**Input material:**
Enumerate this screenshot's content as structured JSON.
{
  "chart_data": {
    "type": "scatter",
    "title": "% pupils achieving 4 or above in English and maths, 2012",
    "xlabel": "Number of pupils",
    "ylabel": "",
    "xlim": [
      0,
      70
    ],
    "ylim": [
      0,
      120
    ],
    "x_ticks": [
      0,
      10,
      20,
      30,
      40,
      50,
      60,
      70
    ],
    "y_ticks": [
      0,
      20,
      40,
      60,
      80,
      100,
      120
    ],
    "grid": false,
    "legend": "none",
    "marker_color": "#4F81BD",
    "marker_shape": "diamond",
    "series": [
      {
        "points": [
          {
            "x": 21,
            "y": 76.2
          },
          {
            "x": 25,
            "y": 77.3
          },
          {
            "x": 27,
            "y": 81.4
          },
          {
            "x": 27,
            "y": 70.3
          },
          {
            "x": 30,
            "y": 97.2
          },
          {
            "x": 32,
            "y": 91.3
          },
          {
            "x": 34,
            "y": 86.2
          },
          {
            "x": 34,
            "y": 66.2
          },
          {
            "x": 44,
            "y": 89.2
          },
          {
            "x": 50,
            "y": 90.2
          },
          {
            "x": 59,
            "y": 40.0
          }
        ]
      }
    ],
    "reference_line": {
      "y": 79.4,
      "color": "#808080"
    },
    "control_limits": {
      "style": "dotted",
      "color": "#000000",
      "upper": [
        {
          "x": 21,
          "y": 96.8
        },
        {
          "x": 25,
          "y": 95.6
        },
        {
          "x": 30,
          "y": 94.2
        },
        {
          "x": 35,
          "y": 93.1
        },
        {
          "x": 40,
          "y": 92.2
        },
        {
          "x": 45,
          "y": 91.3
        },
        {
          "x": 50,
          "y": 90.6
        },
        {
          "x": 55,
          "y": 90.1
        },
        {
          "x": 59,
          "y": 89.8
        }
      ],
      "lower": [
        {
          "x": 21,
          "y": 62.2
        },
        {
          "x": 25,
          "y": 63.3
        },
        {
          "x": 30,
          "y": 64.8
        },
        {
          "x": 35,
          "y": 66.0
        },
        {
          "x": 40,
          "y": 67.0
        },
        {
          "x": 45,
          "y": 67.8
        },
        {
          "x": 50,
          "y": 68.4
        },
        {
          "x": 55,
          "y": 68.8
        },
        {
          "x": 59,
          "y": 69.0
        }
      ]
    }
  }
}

**What this task involves:** Copy all lines of the listing above that contain the string "pupils".

**Finished exercise:**
    "title": "% pupils achieving 4 or above in English and maths, 2012",
    "xlabel": "Number of pupils",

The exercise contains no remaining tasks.